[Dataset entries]

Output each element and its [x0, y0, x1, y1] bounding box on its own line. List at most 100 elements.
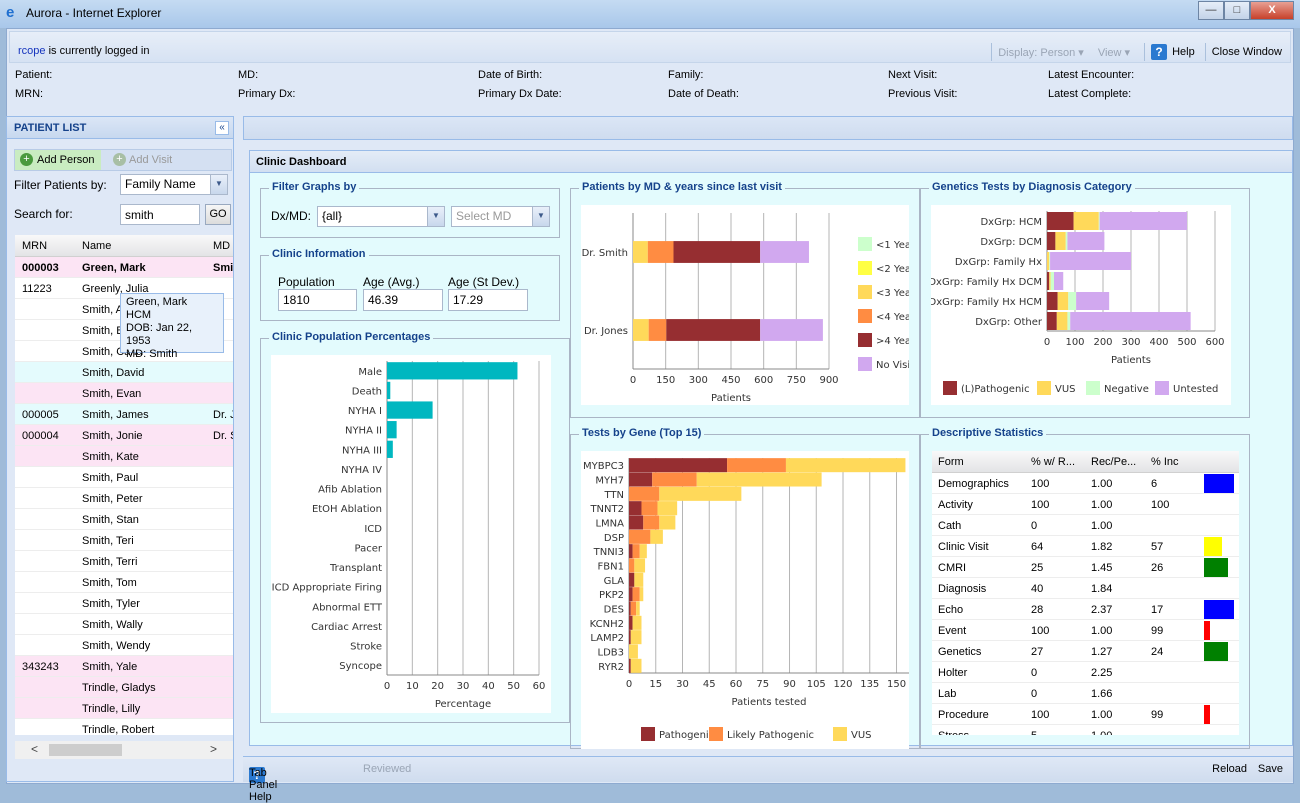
y-tick-label: DxGrp: Family Hx DCM — [931, 277, 1042, 288]
column-header-rec-per[interactable]: Rec/Pe... — [1091, 456, 1136, 468]
y-tick-label: Male — [358, 367, 382, 378]
tooltip-line: MD: Smith — [126, 348, 178, 360]
toolbar-separator — [1144, 43, 1146, 61]
add-visit-button[interactable]: + Add Visit — [111, 150, 172, 170]
top-toolbar: rcope is currently logged in Display: Pe… — [9, 31, 1291, 63]
patient-row[interactable]: Trindle, Robert — [15, 719, 233, 735]
x-tick-label: 150 — [887, 679, 906, 690]
go-button[interactable]: GO — [205, 204, 231, 225]
patient-row[interactable]: 000003 Green, Mark Smi — [15, 257, 233, 278]
column-header-md[interactable]: MD — [213, 240, 230, 252]
md-select[interactable]: Select MD ▼ — [451, 206, 550, 227]
legend-label: Negative — [1104, 384, 1149, 395]
minimize-button[interactable]: — — [1198, 1, 1224, 20]
view-menu[interactable]: View ▾ — [1098, 46, 1130, 59]
scroll-left-icon[interactable]: < — [31, 742, 38, 756]
patient-row[interactable]: Trindle, Lilly — [15, 698, 233, 719]
bar-segment — [659, 515, 676, 530]
column-header-pct-records[interactable]: % w/ R... — [1031, 456, 1075, 468]
patient-row[interactable]: 000004 Smith, Jonie Dr. S — [15, 425, 233, 446]
patient-name: Smith, Peter — [82, 493, 143, 505]
patient-row[interactable]: 343243 Smith, Yale — [15, 656, 233, 677]
bar-segment — [1047, 312, 1057, 330]
patient-md: Dr. J — [213, 409, 233, 421]
stats-row[interactable]: Diagnosis 40 1.84 — [932, 578, 1239, 599]
population-field[interactable]: 1810 — [278, 289, 357, 311]
reviewed-button[interactable]: Reviewed — [363, 763, 411, 775]
bar-segment — [1070, 312, 1191, 330]
stat-pct-records: 100 — [1031, 478, 1050, 490]
dx-select[interactable]: {all} ▼ — [317, 206, 445, 227]
bar-segment — [1055, 232, 1066, 250]
patient-row[interactable]: 000005 Smith, James Dr. J — [15, 404, 233, 425]
scrollbar-thumb[interactable] — [49, 744, 122, 756]
save-button[interactable]: Save — [1258, 763, 1283, 775]
patient-row[interactable]: Trindle, Gladys — [15, 677, 233, 698]
bar-segment — [666, 319, 761, 341]
patient-row[interactable]: Smith, Terri — [15, 551, 233, 572]
add-person-button[interactable]: + Add Person — [15, 150, 101, 170]
patient-list-title: PATIENT LIST — [14, 122, 87, 134]
patient-row[interactable]: Smith, Teri — [15, 530, 233, 551]
bottom-toolbar: ? Tab Panel Help Reviewed Reload Save — [243, 756, 1293, 803]
column-header-name[interactable]: Name — [82, 240, 111, 252]
close-window-button[interactable]: Close Window — [1212, 46, 1282, 58]
legend-label: <4 Yea — [876, 312, 909, 323]
help-button[interactable]: ? Help — [1151, 44, 1195, 60]
patient-row[interactable]: Smith, Evan — [15, 383, 233, 404]
maximize-button[interactable]: □ — [1224, 1, 1250, 20]
stats-row[interactable]: Echo 28 2.37 17 — [932, 599, 1239, 620]
horizontal-scrollbar[interactable]: < > — [15, 741, 233, 759]
bar-segment — [636, 601, 640, 616]
stats-row[interactable]: Procedure 100 1.00 99 — [932, 704, 1239, 725]
filter-select[interactable]: Family Name ▼ — [120, 174, 228, 195]
column-header-pct-inc[interactable]: % Inc — [1151, 456, 1179, 468]
column-header-mrn[interactable]: MRN — [22, 240, 47, 252]
patient-row[interactable]: Smith, Paul — [15, 467, 233, 488]
legend-label: VUS — [851, 730, 872, 741]
stats-row[interactable]: Demographics 100 1.00 6 — [932, 473, 1239, 494]
chart-title: Tests by Gene (Top 15) — [579, 427, 705, 439]
age-avg-field[interactable]: 46.39 — [363, 289, 443, 311]
x-tick-label: 0 — [1044, 337, 1050, 348]
patient-row[interactable]: Smith, Wally — [15, 614, 233, 635]
stats-row[interactable]: Genetics 27 1.27 24 — [932, 641, 1239, 662]
patient-row[interactable]: Smith, Stan — [15, 509, 233, 530]
patient-row[interactable]: Smith, Kate — [15, 446, 233, 467]
stat-pct-inc: 17 — [1151, 604, 1164, 616]
x-tick-label: 300 — [689, 375, 708, 386]
stat-pct-records: 100 — [1031, 709, 1050, 721]
patient-row[interactable]: Smith, Peter — [15, 488, 233, 509]
patient-row[interactable]: Smith, Wendy — [15, 635, 233, 656]
reload-button[interactable]: Reload — [1212, 763, 1247, 775]
search-input[interactable] — [120, 204, 200, 225]
column-header-form[interactable]: Form — [938, 456, 964, 468]
stats-row[interactable]: Stress 5 1.00 — [932, 725, 1239, 735]
collapse-panel-icon[interactable]: « — [215, 121, 229, 135]
x-tick-label: 60 — [730, 679, 743, 690]
age-sd-field[interactable]: 17.29 — [448, 289, 528, 311]
filter-graphs-group: Filter Graphs by Dx/MD: {all} ▼ Select MD… — [260, 181, 560, 238]
patient-row[interactable]: Smith, Tom — [15, 572, 233, 593]
scroll-right-icon[interactable]: > — [210, 742, 217, 756]
stats-row[interactable]: Lab 0 1.66 — [932, 683, 1239, 704]
x-tick-label: 90 — [783, 679, 796, 690]
y-tick-label: Syncope — [339, 661, 382, 672]
display-menu[interactable]: Display: Person ▾ — [998, 46, 1084, 59]
username-link[interactable]: rcope — [18, 45, 46, 57]
stats-row[interactable]: Clinic Visit 64 1.82 57 — [932, 536, 1239, 557]
bar-segment — [629, 458, 728, 473]
stats-row[interactable]: Event 100 1.00 99 — [932, 620, 1239, 641]
patient-row[interactable]: Smith, Tyler — [15, 593, 233, 614]
stats-row[interactable]: CMRI 25 1.45 26 — [932, 557, 1239, 578]
patient-row[interactable]: Smith, David — [15, 362, 233, 383]
stats-row[interactable]: Holter 0 2.25 — [932, 662, 1239, 683]
stats-row[interactable]: Cath 0 1.00 — [932, 515, 1239, 536]
stats-row[interactable]: Activity 100 1.00 100 — [932, 494, 1239, 515]
stat-pct-records: 28 — [1031, 604, 1044, 616]
latest-complete-label: Latest Complete: — [1048, 88, 1132, 100]
ie-logo-icon: e — [6, 4, 15, 21]
close-button[interactable]: X — [1250, 1, 1294, 20]
help-icon: ? — [1151, 44, 1168, 60]
y-tick-label: DSP — [604, 533, 624, 544]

§ **Exercise instructions**: For every line above that has "Save" in it, copy the line.

§ **Response area**:
save-button[interactable]: Save — [1258, 763, 1283, 775]
bottom-toolbar: ? Tab Panel Help Reviewed Reload Save — [243, 756, 1293, 803]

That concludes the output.